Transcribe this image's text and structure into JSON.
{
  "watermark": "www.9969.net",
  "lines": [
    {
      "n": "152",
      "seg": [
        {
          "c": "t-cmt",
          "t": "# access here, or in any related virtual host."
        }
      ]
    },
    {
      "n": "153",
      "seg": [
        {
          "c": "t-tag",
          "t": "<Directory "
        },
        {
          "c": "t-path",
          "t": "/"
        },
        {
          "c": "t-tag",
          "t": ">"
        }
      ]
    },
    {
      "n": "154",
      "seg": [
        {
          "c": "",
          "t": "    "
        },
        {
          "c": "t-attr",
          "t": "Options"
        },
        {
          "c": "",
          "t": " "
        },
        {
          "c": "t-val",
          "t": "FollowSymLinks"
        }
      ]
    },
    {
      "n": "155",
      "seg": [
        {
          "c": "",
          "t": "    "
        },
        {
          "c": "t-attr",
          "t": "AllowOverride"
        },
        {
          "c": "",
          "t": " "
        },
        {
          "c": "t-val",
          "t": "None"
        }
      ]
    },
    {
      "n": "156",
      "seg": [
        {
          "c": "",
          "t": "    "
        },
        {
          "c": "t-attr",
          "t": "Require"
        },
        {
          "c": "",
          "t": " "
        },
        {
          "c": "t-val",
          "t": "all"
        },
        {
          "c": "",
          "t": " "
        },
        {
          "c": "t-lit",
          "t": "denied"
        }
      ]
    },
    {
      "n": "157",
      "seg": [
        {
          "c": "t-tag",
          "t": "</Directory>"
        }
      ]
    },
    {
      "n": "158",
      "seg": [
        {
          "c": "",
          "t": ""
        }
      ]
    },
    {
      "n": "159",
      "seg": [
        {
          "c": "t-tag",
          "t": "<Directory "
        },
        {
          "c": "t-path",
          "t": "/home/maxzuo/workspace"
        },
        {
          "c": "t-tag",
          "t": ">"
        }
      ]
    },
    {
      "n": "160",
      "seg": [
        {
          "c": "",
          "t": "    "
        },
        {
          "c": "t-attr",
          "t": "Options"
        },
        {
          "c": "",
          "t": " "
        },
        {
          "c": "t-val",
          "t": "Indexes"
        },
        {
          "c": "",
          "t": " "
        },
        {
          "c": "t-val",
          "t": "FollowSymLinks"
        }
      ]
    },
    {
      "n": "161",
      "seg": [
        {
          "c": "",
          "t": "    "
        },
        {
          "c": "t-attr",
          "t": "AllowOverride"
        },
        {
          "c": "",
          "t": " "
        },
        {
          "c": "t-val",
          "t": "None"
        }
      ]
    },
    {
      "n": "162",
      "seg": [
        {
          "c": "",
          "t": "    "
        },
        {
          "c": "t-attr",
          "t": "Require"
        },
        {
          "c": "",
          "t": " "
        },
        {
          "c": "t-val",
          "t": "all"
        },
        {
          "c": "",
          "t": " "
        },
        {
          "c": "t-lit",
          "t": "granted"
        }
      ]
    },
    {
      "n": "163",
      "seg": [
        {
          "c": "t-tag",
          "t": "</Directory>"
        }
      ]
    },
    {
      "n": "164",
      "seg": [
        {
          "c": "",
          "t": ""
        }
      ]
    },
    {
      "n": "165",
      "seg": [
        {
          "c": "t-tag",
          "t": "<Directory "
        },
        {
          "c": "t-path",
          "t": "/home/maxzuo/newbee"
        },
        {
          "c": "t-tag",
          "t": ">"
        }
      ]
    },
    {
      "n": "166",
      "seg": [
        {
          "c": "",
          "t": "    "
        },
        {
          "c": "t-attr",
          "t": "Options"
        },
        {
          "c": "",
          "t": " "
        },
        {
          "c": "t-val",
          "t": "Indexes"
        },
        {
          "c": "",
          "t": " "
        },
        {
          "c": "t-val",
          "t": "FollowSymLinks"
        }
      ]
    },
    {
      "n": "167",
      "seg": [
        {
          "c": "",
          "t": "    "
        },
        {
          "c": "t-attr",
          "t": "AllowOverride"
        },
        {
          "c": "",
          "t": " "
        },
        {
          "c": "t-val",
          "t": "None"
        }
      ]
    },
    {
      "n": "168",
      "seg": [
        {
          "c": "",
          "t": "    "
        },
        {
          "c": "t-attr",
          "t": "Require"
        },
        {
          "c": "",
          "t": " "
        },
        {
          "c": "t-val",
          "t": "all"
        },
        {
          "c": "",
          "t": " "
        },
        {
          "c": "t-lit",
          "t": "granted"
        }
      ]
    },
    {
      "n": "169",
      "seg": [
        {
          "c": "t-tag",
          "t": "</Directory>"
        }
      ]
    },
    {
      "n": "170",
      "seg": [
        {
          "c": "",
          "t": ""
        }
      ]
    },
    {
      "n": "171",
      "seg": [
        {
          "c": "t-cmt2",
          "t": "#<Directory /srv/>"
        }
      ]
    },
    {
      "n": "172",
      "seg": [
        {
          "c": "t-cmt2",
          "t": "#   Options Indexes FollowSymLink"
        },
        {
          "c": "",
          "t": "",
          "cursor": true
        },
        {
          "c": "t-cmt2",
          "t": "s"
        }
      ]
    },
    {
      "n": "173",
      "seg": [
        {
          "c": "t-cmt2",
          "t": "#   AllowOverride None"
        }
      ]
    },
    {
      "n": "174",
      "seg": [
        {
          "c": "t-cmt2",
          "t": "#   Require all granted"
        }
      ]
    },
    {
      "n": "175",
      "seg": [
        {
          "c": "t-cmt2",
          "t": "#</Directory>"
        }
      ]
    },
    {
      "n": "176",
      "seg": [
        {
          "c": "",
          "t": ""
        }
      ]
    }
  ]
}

Request. Repeat the data verbatim.

Written reply.
Transcribe this image's text and structure into JSON.
{
  "watermark": "www.9969.net",
  "lines": [
    {
      "n": "152",
      "seg": [
        {
          "c": "t-cmt",
          "t": "# access here, or in any related virtual host."
        }
      ]
    },
    {
      "n": "153",
      "seg": [
        {
          "c": "t-tag",
          "t": "<Directory "
        },
        {
          "c": "t-path",
          "t": "/"
        },
        {
          "c": "t-tag",
          "t": ">"
        }
      ]
    },
    {
      "n": "154",
      "seg": [
        {
          "c": "",
          "t": "    "
        },
        {
          "c": "t-attr",
          "t": "Options"
        },
        {
          "c": "",
          "t": " "
        },
        {
          "c": "t-val",
          "t": "FollowSymLinks"
        }
      ]
    },
    {
      "n": "155",
      "seg": [
        {
          "c": "",
          "t": "    "
        },
        {
          "c": "t-attr",
          "t": "AllowOverride"
        },
        {
          "c": "",
          "t": " "
        },
        {
          "c": "t-val",
          "t": "None"
        }
      ]
    },
    {
      "n": "156",
      "seg": [
        {
          "c": "",
          "t": "    "
        },
        {
          "c": "t-attr",
          "t": "Require"
        },
        {
          "c": "",
          "t": " "
        },
        {
          "c": "t-val",
          "t": "all"
        },
        {
          "c": "",
          "t": " "
        },
        {
          "c": "t-lit",
          "t": "denied"
        }
      ]
    },
    {
      "n": "157",
      "seg": [
        {
          "c": "t-tag",
          "t": "</Directory>"
        }
      ]
    },
    {
      "n": "158",
      "seg": [
        {
          "c": "",
          "t": ""
        }
      ]
    },
    {
      "n": "159",
      "seg": [
        {
          "c": "t-tag",
          "t": "<Directory "
        },
        {
          "c": "t-path",
          "t": "/home/maxzuo/workspace"
        },
        {
          "c": "t-tag",
          "t": ">"
        }
      ]
    },
    {
      "n": "160",
      "seg": [
        {
          "c": "",
          "t": "    "
        },
        {
          "c": "t-attr",
          "t": "Options"
        },
        {
          "c": "",
          "t": " "
        },
        {
          "c": "t-val",
          "t": "Indexes"
        },
        {
          "c": "",
          "t": " "
        },
        {
          "c": "t-val",
          "t": "FollowSymLinks"
        }
      ]
    },
    {
      "n": "161",
      "seg": [
        {
          "c": "",
          "t": "    "
        },
        {
          "c": "t-attr",
          "t": "AllowOverride"
        },
        {
          "c": "",
          "t": " "
        },
        {
          "c": "t-val",
          "t": "None"
        }
      ]
    },
    {
      "n": "162",
      "seg": [
        {
          "c": "",
          "t": "    "
        },
        {
          "c": "t-attr",
          "t": "Require"
        },
        {
          "c": "",
          "t": " "
        },
        {
          "c": "t-val",
          "t": "all"
        },
        {
          "c": "",
          "t": " "
        },
        {
          "c": "t-lit",
          "t": "granted"
        }
      ]
    },
    {
      "n": "163",
      "seg": [
        {
          "c": "t-tag",
          "t": "</Directory>"
        }
      ]
    },
    {
      "n": "164",
      "seg": [
        {
          "c": "",
          "t": ""
        }
      ]
    },
    {
      "n": "165",
      "seg": [
        {
          "c": "t-tag",
          "t": "<Directory "
        },
        {
          "c": "t-path",
          "t": "/home/maxzuo/newbee"
        },
        {
          "c": "t-tag",
          "t": ">"
        }
      ]
    },
    {
      "n": "166",
      "seg": [
        {
          "c": "",
          "t": "    "
        },
        {
          "c": "t-attr",
          "t": "Options"
        },
        {
          "c": "",
          "t": " "
        },
        {
          "c": "t-val",
          "t": "Indexes"
        },
        {
          "c": "",
          "t": " "
        },
        {
          "c": "t-val",
          "t": "FollowSymLinks"
        }
      ]
    },
    {
      "n": "167",
      "seg": [
        {
          "c": "",
          "t": "    "
        },
        {
          "c": "t-attr",
          "t": "AllowOverride"
        },
        {
          "c": "",
          "t": " "
        },
        {
          "c": "t-val",
          "t": "None"
        }
      ]
    },
    {
      "n": "168",
      "seg": [
        {
          "c": "",
          "t": "    "
        },
        {
          "c": "t-attr",
          "t": "Require"
        },
        {
          "c": "",
          "t": " "
        },
        {
          "c": "t-val",
          "t": "all"
        },
        {
          "c": "",
          "t": " "
        },
        {
          "c": "t-lit",
          "t": "granted"
        }
      ]
    },
    {
      "n": "169",
      "seg": [
        {
          "c": "t-tag",
          "t": "</Directory>"
        }
      ]
    },
    {
      "n": "170",
      "seg": [
        {
          "c": "",
          "t": ""
        }
      ]
    },
    {
      "n": "171",
      "seg": [
        {
          "c": "t-cmt2",
          "t": "#<Directory /srv/>"
        }
      ]
    },
    {
      "n": "172",
      "seg": [
        {
          "c": "t-cmt2",
          "t": "#   Options Indexes FollowSymLink"
        },
        {
          "c": "",
          "t": "",
          "cursor": true
        },
        {
          "c": "t-cmt2",
          "t": "s"
        }
      ]
    },
    {
      "n": "173",
      "seg": [
        {
          "c": "t-cmt2",
          "t": "#   AllowOverride None"
        }
      ]
    },
    {
      "n": "174",
      "seg": [
        {
          "c": "t-cmt2",
          "t": "#   Require all granted"
        }
      ]
    },
    {
      "n": "175",
      "seg": [
        {
          "c": "t-cmt2",
          "t": "#</Directory>"
        }
      ]
    },
    {
      "n": "176",
      "seg": [
        {
          "c": "",
          "t": ""
        }
      ]
    }
  ]
}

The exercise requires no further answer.